[start of RECORD LIST]

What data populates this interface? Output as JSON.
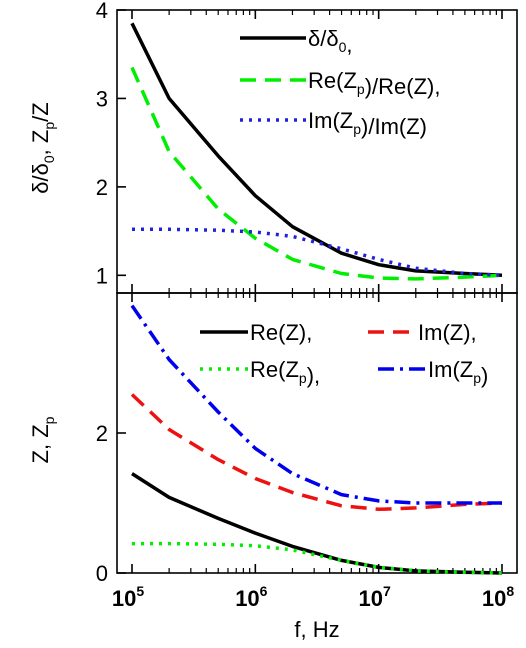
{
  "chart_data": [
    {
      "type": "line",
      "panel": "top",
      "xscale": "log",
      "xlim": [
        100000,
        100000000
      ],
      "ylim": [
        0.8,
        4.0
      ],
      "yticks": [
        1,
        2,
        3,
        4
      ],
      "ylabel": "δ/δ0, Zp/Z",
      "legend_position": "top-right",
      "series": [
        {
          "name": "δ/δ0,",
          "color": "#000000",
          "dash": "solid",
          "x": [
            100000,
            200000,
            500000,
            1000000,
            2000000,
            5000000,
            10000000,
            20000000,
            50000000,
            100000000
          ],
          "y": [
            3.85,
            3.0,
            2.35,
            1.9,
            1.55,
            1.25,
            1.12,
            1.05,
            1.02,
            1.0
          ]
        },
        {
          "name": "Re(Zp)/Re(Z),",
          "color": "#00ee00",
          "dash": "dashed",
          "x": [
            100000,
            200000,
            500000,
            1000000,
            2000000,
            5000000,
            10000000,
            20000000,
            50000000,
            100000000
          ],
          "y": [
            3.35,
            2.4,
            1.75,
            1.42,
            1.18,
            1.02,
            0.97,
            0.96,
            0.98,
            1.0
          ]
        },
        {
          "name": "Im(Zp)/Im(Z)",
          "color": "#2222dd",
          "dash": "dotted",
          "x": [
            100000,
            200000,
            500000,
            1000000,
            2000000,
            5000000,
            10000000,
            20000000,
            50000000,
            100000000
          ],
          "y": [
            1.52,
            1.52,
            1.51,
            1.49,
            1.44,
            1.3,
            1.18,
            1.08,
            1.02,
            1.0
          ]
        }
      ]
    },
    {
      "type": "line",
      "panel": "bottom",
      "xscale": "log",
      "xlim": [
        100000,
        100000000
      ],
      "ylim": [
        0,
        4.0
      ],
      "yticks": [
        0,
        2
      ],
      "xticks": [
        "10^5",
        "10^6",
        "10^7",
        "10^8"
      ],
      "xlabel": "f, Hz",
      "ylabel": "Z, Zp",
      "legend_position": "top-right",
      "series": [
        {
          "name": "Re(Z),",
          "color": "#000000",
          "dash": "solid",
          "x": [
            100000,
            200000,
            500000,
            1000000,
            2000000,
            5000000,
            10000000,
            20000000,
            50000000,
            100000000
          ],
          "y": [
            1.42,
            1.08,
            0.78,
            0.57,
            0.38,
            0.18,
            0.08,
            0.03,
            0.01,
            0.0
          ]
        },
        {
          "name": "Im(Z),",
          "color": "#ee1111",
          "dash": "dashed",
          "x": [
            100000,
            200000,
            500000,
            1000000,
            2000000,
            5000000,
            10000000,
            20000000,
            50000000,
            100000000
          ],
          "y": [
            2.55,
            2.05,
            1.62,
            1.35,
            1.15,
            0.96,
            0.91,
            0.93,
            0.98,
            1.0
          ]
        },
        {
          "name": "Re(Zp),",
          "color": "#00ee00",
          "dash": "dotted",
          "x": [
            100000,
            200000,
            500000,
            1000000,
            2000000,
            5000000,
            10000000,
            20000000,
            50000000,
            100000000
          ],
          "y": [
            0.42,
            0.42,
            0.41,
            0.39,
            0.33,
            0.18,
            0.08,
            0.03,
            0.01,
            0.0
          ]
        },
        {
          "name": "Im(Zp)",
          "color": "#0000ee",
          "dash": "dashdot",
          "x": [
            100000,
            200000,
            500000,
            1000000,
            2000000,
            5000000,
            10000000,
            20000000,
            50000000,
            100000000
          ],
          "y": [
            3.82,
            3.05,
            2.3,
            1.78,
            1.42,
            1.12,
            1.03,
            1.0,
            1.0,
            1.0
          ]
        }
      ]
    }
  ]
}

[end of RECORD LIST]

● **TASK DIRECTIONS**: Make an exact copy of every record, pictures excluded.

● **TASK OUTPUT**:
What data populates this interface? Output as JSON.
{
  "chart_data": [
    {
      "type": "line",
      "panel": "top",
      "xscale": "log",
      "xlim": [
        100000,
        100000000
      ],
      "ylim": [
        0.8,
        4.0
      ],
      "yticks": [
        1,
        2,
        3,
        4
      ],
      "ylabel": "δ/δ0, Zp/Z",
      "legend_position": "top-right",
      "series": [
        {
          "name": "δ/δ0,",
          "color": "#000000",
          "dash": "solid",
          "x": [
            100000,
            200000,
            500000,
            1000000,
            2000000,
            5000000,
            10000000,
            20000000,
            50000000,
            100000000
          ],
          "y": [
            3.85,
            3.0,
            2.35,
            1.9,
            1.55,
            1.25,
            1.12,
            1.05,
            1.02,
            1.0
          ]
        },
        {
          "name": "Re(Zp)/Re(Z),",
          "color": "#00ee00",
          "dash": "dashed",
          "x": [
            100000,
            200000,
            500000,
            1000000,
            2000000,
            5000000,
            10000000,
            20000000,
            50000000,
            100000000
          ],
          "y": [
            3.35,
            2.4,
            1.75,
            1.42,
            1.18,
            1.02,
            0.97,
            0.96,
            0.98,
            1.0
          ]
        },
        {
          "name": "Im(Zp)/Im(Z)",
          "color": "#2222dd",
          "dash": "dotted",
          "x": [
            100000,
            200000,
            500000,
            1000000,
            2000000,
            5000000,
            10000000,
            20000000,
            50000000,
            100000000
          ],
          "y": [
            1.52,
            1.52,
            1.51,
            1.49,
            1.44,
            1.3,
            1.18,
            1.08,
            1.02,
            1.0
          ]
        }
      ]
    },
    {
      "type": "line",
      "panel": "bottom",
      "xscale": "log",
      "xlim": [
        100000,
        100000000
      ],
      "ylim": [
        0,
        4.0
      ],
      "yticks": [
        0,
        2
      ],
      "xticks": [
        "10^5",
        "10^6",
        "10^7",
        "10^8"
      ],
      "xlabel": "f, Hz",
      "ylabel": "Z, Zp",
      "legend_position": "top-right",
      "series": [
        {
          "name": "Re(Z),",
          "color": "#000000",
          "dash": "solid",
          "x": [
            100000,
            200000,
            500000,
            1000000,
            2000000,
            5000000,
            10000000,
            20000000,
            50000000,
            100000000
          ],
          "y": [
            1.42,
            1.08,
            0.78,
            0.57,
            0.38,
            0.18,
            0.08,
            0.03,
            0.01,
            0.0
          ]
        },
        {
          "name": "Im(Z),",
          "color": "#ee1111",
          "dash": "dashed",
          "x": [
            100000,
            200000,
            500000,
            1000000,
            2000000,
            5000000,
            10000000,
            20000000,
            50000000,
            100000000
          ],
          "y": [
            2.55,
            2.05,
            1.62,
            1.35,
            1.15,
            0.96,
            0.91,
            0.93,
            0.98,
            1.0
          ]
        },
        {
          "name": "Re(Zp),",
          "color": "#00ee00",
          "dash": "dotted",
          "x": [
            100000,
            200000,
            500000,
            1000000,
            2000000,
            5000000,
            10000000,
            20000000,
            50000000,
            100000000
          ],
          "y": [
            0.42,
            0.42,
            0.41,
            0.39,
            0.33,
            0.18,
            0.08,
            0.03,
            0.01,
            0.0
          ]
        },
        {
          "name": "Im(Zp)",
          "color": "#0000ee",
          "dash": "dashdot",
          "x": [
            100000,
            200000,
            500000,
            1000000,
            2000000,
            5000000,
            10000000,
            20000000,
            50000000,
            100000000
          ],
          "y": [
            3.82,
            3.05,
            2.3,
            1.78,
            1.42,
            1.12,
            1.03,
            1.0,
            1.0,
            1.0
          ]
        }
      ]
    }
  ]
}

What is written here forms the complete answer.